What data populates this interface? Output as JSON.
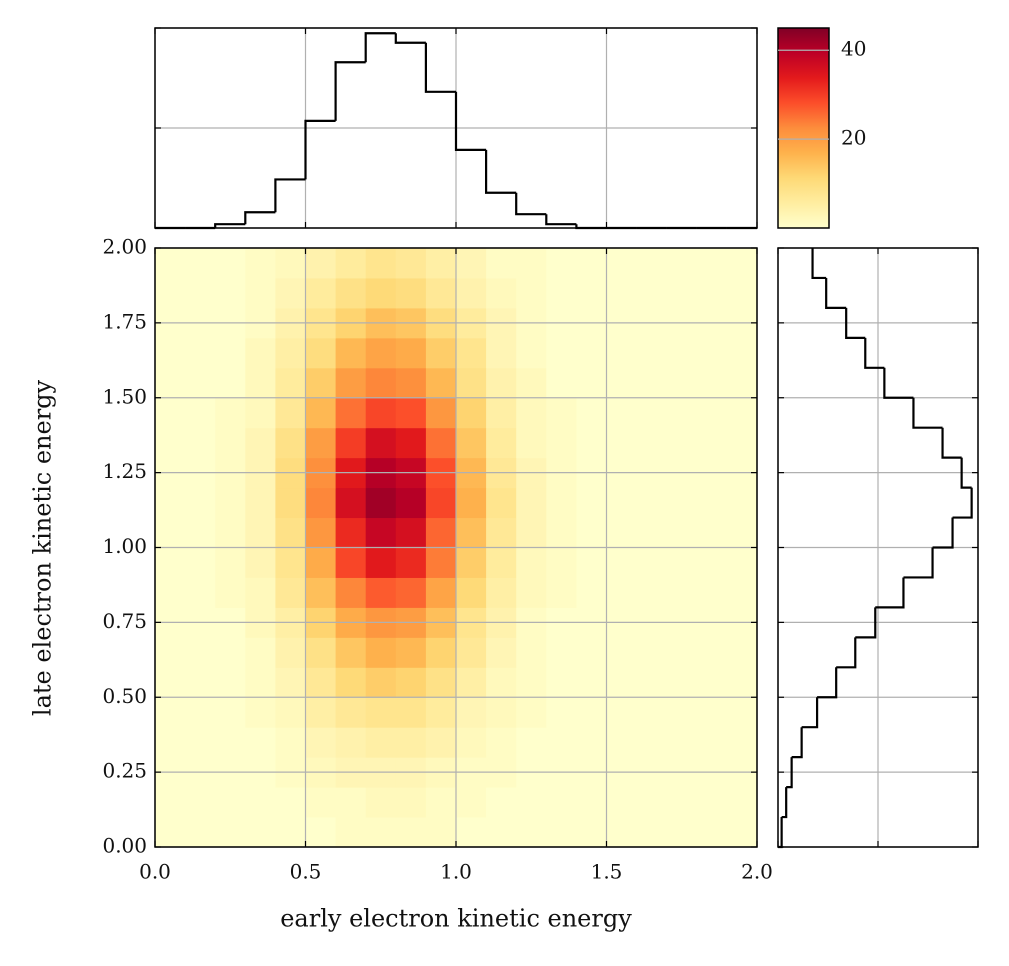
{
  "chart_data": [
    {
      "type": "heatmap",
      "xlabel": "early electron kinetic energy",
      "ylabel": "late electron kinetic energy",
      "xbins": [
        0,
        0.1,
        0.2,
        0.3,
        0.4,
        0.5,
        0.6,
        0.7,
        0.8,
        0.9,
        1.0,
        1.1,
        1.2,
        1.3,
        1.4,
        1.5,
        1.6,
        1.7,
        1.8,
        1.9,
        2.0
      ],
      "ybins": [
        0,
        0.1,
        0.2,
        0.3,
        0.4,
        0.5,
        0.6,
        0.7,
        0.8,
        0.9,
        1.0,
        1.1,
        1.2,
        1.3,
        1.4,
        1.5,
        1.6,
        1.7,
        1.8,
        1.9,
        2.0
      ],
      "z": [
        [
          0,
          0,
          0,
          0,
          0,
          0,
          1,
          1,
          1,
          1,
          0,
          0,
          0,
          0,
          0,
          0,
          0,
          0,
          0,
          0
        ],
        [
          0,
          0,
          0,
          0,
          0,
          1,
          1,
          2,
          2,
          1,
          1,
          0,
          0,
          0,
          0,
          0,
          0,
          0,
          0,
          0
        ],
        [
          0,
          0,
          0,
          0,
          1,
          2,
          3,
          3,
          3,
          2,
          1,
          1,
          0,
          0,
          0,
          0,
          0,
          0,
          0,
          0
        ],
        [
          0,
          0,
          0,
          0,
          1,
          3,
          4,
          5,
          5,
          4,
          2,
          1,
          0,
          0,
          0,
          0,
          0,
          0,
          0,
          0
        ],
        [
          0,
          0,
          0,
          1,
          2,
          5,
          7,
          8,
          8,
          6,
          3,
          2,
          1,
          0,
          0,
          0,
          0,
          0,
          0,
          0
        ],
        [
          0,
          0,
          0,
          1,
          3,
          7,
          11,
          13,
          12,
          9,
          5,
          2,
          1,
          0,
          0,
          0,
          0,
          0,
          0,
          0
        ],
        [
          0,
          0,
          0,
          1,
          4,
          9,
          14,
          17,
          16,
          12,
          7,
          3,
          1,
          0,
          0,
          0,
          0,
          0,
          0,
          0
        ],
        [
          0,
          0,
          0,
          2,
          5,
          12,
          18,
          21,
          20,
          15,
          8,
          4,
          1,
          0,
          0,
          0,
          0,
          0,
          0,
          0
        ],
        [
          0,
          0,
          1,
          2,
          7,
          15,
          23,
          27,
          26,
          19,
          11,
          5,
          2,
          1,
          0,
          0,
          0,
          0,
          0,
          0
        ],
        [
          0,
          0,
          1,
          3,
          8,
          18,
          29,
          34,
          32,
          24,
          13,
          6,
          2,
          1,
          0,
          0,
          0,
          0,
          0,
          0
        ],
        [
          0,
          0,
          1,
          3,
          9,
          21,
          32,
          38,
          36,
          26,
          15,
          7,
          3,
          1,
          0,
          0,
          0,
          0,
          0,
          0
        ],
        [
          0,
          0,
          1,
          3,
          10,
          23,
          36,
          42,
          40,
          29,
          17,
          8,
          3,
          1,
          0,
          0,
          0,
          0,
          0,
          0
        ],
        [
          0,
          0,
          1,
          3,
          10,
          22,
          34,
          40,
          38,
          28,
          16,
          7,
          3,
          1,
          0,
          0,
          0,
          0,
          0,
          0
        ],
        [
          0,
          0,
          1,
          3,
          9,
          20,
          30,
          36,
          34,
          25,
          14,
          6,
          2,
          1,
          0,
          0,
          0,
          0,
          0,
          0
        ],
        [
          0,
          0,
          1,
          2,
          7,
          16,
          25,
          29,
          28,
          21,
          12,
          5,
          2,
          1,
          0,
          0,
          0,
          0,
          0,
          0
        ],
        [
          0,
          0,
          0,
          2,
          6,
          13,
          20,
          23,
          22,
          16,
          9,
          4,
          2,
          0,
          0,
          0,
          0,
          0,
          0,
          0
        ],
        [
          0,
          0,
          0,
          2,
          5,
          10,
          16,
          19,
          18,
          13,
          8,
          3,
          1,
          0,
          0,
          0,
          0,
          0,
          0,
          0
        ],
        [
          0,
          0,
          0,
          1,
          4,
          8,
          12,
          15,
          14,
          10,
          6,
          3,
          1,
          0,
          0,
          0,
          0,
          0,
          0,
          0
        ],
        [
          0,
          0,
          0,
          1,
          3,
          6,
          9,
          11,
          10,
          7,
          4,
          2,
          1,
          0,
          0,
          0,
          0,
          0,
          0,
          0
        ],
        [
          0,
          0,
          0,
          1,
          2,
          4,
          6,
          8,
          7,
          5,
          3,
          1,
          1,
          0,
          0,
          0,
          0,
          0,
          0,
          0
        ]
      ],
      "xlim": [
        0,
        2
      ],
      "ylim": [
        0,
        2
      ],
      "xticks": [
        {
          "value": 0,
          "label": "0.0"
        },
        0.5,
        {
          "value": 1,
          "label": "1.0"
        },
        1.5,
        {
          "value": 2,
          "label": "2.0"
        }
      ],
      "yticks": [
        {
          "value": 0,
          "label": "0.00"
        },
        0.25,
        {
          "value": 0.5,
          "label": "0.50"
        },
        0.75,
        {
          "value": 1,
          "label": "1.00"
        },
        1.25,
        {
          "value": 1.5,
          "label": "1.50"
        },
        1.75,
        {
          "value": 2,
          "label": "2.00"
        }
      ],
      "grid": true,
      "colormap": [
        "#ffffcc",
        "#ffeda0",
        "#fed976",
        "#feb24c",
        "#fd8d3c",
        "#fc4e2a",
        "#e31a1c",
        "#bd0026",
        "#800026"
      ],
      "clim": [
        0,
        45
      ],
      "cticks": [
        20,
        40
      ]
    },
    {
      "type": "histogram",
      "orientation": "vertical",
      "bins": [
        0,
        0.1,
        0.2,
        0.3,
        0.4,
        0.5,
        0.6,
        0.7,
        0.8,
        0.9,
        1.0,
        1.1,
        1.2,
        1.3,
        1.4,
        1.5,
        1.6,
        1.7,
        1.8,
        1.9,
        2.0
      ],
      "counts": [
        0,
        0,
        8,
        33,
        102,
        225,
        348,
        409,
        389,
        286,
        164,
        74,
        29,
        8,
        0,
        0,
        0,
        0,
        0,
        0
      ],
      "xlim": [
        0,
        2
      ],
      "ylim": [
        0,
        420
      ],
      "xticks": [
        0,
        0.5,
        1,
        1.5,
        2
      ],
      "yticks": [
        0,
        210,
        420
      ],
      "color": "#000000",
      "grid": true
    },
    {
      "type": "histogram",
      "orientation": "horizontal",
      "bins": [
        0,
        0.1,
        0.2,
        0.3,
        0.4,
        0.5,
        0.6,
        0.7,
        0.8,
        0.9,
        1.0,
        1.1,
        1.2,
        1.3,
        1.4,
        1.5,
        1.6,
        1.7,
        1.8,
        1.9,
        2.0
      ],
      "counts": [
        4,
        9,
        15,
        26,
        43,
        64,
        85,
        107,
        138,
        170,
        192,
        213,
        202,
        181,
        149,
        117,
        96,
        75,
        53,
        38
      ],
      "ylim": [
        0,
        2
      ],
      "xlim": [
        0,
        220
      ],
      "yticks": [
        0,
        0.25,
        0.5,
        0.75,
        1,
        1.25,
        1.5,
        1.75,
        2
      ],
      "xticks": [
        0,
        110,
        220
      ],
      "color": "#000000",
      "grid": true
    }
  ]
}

────────────────────

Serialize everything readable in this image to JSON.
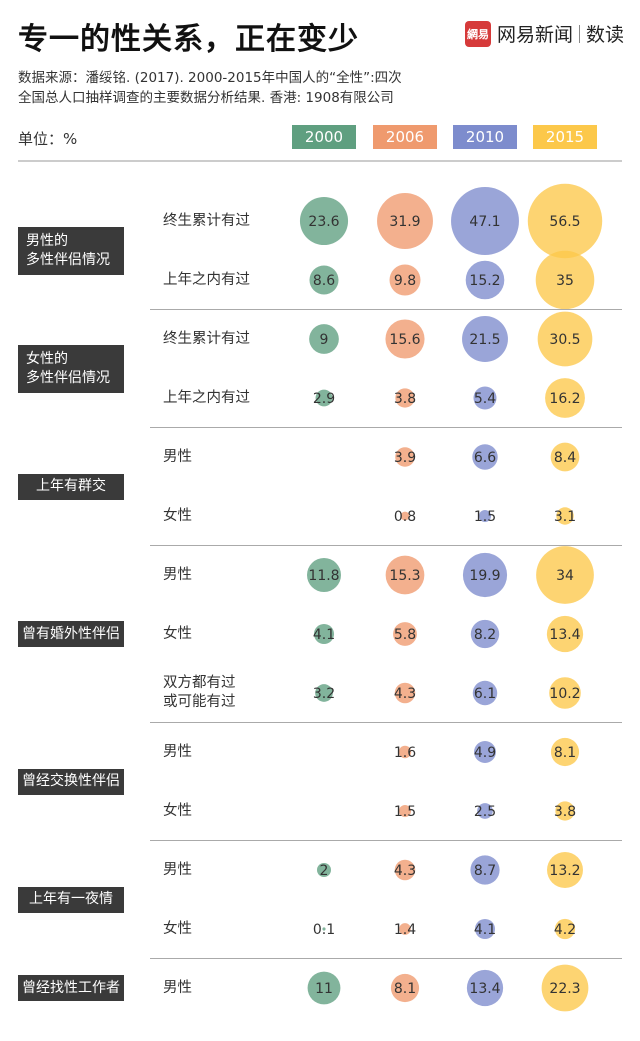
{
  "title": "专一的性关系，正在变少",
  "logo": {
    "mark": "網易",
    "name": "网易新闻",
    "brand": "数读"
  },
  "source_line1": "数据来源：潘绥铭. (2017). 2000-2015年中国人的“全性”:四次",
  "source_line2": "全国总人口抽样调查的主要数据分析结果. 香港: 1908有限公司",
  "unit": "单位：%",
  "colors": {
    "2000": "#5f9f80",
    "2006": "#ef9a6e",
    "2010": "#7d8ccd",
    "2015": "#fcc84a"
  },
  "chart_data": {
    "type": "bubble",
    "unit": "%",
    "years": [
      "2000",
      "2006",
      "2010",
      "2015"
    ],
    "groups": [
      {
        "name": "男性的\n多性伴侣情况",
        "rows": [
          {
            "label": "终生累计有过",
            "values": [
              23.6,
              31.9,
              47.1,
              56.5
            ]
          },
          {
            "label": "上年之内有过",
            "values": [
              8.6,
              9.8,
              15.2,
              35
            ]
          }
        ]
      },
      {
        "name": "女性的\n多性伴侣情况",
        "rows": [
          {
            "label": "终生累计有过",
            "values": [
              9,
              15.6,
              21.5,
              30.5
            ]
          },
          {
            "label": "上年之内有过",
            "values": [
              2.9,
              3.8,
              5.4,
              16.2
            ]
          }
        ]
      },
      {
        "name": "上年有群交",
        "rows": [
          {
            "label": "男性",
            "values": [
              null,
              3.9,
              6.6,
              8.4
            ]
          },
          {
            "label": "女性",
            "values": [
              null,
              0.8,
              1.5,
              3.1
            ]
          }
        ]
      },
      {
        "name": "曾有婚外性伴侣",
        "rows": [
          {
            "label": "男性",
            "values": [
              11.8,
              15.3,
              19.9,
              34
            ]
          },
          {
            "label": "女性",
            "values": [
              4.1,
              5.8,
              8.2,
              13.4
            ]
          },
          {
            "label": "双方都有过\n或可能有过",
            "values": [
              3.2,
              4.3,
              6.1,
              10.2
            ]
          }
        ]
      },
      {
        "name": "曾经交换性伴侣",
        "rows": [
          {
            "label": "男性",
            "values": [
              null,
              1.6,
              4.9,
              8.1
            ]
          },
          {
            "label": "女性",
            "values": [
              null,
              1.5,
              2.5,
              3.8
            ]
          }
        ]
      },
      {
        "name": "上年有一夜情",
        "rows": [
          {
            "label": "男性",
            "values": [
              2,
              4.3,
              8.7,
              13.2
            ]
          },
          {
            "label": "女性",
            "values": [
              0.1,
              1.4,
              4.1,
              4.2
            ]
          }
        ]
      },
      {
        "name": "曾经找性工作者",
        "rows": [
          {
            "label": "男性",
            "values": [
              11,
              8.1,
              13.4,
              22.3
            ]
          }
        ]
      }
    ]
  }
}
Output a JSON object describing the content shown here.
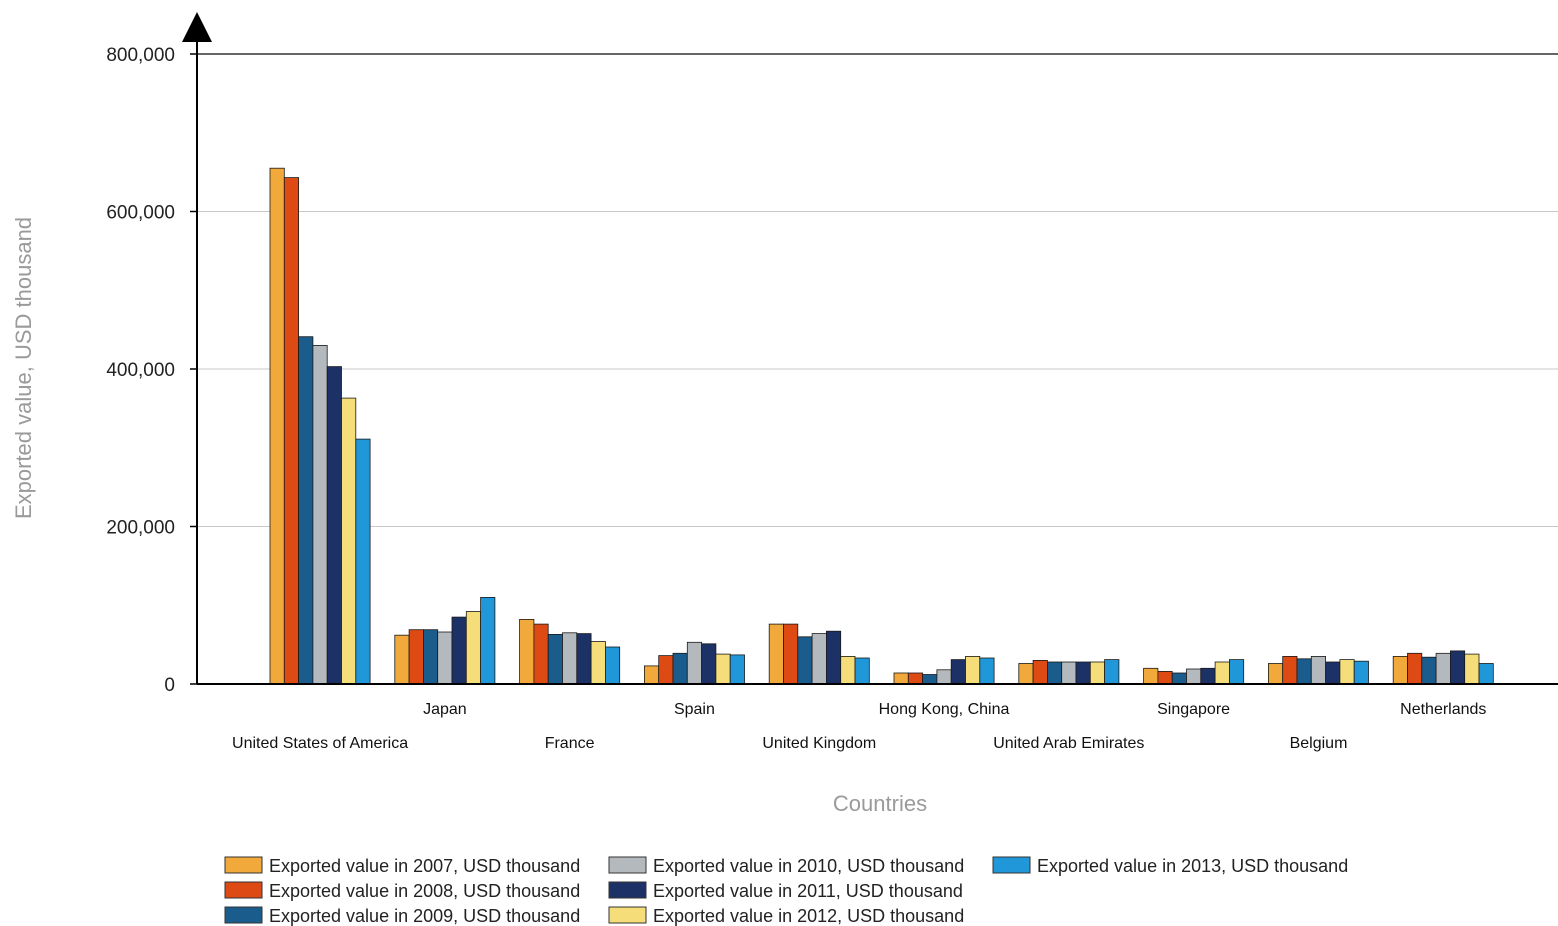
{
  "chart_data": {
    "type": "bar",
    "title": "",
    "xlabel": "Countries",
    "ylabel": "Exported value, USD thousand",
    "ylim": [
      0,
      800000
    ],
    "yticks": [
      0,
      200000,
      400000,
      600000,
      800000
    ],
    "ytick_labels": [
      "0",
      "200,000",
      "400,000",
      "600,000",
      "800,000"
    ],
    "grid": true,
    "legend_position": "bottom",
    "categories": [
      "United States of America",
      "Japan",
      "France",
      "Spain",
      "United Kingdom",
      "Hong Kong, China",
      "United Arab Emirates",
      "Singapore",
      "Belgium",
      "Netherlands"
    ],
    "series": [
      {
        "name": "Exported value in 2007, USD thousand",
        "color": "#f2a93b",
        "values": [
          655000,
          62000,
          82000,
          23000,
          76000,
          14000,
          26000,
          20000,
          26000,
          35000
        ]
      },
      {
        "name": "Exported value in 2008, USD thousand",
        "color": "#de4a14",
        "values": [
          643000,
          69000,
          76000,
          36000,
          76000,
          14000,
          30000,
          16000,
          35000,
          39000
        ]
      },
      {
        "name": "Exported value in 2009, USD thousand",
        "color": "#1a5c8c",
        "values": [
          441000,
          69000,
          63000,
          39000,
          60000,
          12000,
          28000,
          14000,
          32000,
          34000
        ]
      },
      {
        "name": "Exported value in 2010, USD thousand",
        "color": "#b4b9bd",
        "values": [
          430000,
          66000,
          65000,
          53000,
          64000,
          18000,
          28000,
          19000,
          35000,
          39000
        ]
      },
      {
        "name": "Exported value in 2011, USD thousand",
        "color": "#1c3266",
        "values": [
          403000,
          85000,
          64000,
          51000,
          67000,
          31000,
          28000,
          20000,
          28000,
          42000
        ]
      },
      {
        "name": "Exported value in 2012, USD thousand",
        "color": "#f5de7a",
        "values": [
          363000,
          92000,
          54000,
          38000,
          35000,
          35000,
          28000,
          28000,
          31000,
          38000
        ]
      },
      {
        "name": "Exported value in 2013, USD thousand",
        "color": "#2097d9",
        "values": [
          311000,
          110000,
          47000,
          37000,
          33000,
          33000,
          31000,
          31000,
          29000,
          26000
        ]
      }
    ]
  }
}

────────────────────

--- GOAL ---
In the listing above, how many lines hold the word "JSON"? Give the number and nothing more.

--- PROBLEM SOLUTION ---
3